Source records
--------------------

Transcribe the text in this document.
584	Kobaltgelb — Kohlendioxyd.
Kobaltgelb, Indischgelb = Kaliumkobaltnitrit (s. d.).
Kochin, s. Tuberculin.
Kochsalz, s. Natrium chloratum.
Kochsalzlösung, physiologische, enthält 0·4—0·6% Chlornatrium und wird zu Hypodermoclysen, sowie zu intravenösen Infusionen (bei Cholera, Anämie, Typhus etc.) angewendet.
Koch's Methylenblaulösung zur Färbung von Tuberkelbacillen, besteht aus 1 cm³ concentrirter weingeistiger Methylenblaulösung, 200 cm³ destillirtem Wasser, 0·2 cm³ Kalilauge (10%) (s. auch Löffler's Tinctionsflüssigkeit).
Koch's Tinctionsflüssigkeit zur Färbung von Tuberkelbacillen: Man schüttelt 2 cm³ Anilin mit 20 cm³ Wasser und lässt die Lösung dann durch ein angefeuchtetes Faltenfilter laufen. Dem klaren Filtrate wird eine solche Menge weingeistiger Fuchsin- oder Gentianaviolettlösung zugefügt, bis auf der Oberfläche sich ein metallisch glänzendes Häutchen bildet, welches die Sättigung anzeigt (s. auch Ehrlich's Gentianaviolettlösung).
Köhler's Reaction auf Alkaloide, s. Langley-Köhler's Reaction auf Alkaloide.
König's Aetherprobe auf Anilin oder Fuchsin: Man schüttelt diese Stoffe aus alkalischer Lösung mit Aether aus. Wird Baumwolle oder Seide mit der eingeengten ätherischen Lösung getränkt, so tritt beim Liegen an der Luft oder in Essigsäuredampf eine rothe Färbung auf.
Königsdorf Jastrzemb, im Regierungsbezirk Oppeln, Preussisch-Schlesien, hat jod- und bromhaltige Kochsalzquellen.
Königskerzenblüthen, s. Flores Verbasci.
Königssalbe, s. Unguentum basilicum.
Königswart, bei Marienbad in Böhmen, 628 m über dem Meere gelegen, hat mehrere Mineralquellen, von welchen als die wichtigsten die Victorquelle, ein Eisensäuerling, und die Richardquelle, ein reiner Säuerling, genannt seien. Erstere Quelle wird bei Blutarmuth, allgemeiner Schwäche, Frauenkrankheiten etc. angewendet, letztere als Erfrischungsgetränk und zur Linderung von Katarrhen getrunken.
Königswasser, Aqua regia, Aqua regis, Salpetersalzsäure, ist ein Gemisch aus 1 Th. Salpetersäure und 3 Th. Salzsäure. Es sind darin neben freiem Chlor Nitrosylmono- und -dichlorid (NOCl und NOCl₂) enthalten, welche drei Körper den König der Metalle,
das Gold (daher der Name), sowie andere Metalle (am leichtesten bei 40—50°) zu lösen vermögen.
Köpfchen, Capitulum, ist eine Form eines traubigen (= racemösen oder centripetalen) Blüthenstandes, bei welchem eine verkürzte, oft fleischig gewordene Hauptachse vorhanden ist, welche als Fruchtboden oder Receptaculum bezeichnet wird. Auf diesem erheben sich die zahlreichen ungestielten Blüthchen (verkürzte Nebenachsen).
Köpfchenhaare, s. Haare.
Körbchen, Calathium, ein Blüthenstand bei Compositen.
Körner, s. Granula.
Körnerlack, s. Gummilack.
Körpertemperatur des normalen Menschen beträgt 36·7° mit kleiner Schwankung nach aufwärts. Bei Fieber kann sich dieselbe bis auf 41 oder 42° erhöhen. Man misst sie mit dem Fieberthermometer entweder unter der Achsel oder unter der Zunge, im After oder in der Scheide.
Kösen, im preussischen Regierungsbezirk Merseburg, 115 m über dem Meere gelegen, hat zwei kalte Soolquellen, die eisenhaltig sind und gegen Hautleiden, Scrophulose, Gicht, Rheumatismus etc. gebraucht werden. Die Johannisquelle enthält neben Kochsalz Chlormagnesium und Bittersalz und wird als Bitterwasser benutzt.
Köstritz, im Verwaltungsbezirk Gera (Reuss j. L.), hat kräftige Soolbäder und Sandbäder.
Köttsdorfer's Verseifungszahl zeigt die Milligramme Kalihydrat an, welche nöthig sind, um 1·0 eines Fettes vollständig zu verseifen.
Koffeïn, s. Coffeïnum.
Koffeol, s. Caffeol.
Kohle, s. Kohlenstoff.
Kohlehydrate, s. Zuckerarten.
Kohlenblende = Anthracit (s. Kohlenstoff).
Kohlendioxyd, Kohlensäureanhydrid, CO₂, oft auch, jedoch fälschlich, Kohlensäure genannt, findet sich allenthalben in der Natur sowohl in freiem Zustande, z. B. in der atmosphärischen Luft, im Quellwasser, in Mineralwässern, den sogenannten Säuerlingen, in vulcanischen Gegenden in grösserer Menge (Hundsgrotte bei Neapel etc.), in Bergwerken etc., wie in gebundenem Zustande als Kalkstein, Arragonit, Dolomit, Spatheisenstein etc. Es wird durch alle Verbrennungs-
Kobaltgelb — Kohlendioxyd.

--------------------

__PROMPT__.
Which lines contain "freiem"? Show each of them.

__SOLUTION TO THE PROBLEM__.
Königswasser, Aqua regia, Aqua regis, Salpetersalzsäure, ist ein Gemisch aus 1 Th. Salpetersäure und 3 Th. Salzsäure. Es sind darin neben freiem Chlor Nitrosylmono- und -dichlorid (NOCl und NOCl₂) enthalten, welche drei Körper den König der Metalle,
Kohlendioxyd, Kohlensäureanhydrid, CO₂, oft auch, jedoch fälschlich, Kohlensäure genannt, findet sich allenthalben in der Natur sowohl in freiem Zustande, z. B. in der atmosphärischen Luft, im Quellwasser, in Mineralwässern, den sogenannten Säuerlingen, in vulcanischen Gegenden in grösserer Menge (Hundsgrotte bei Neapel etc.), in Bergwerken etc., wie in gebundenem Zustande als Kalkstein, Arragonit, Dolomit, Spatheisenstein etc. Es wird durch alle Verbrennungs-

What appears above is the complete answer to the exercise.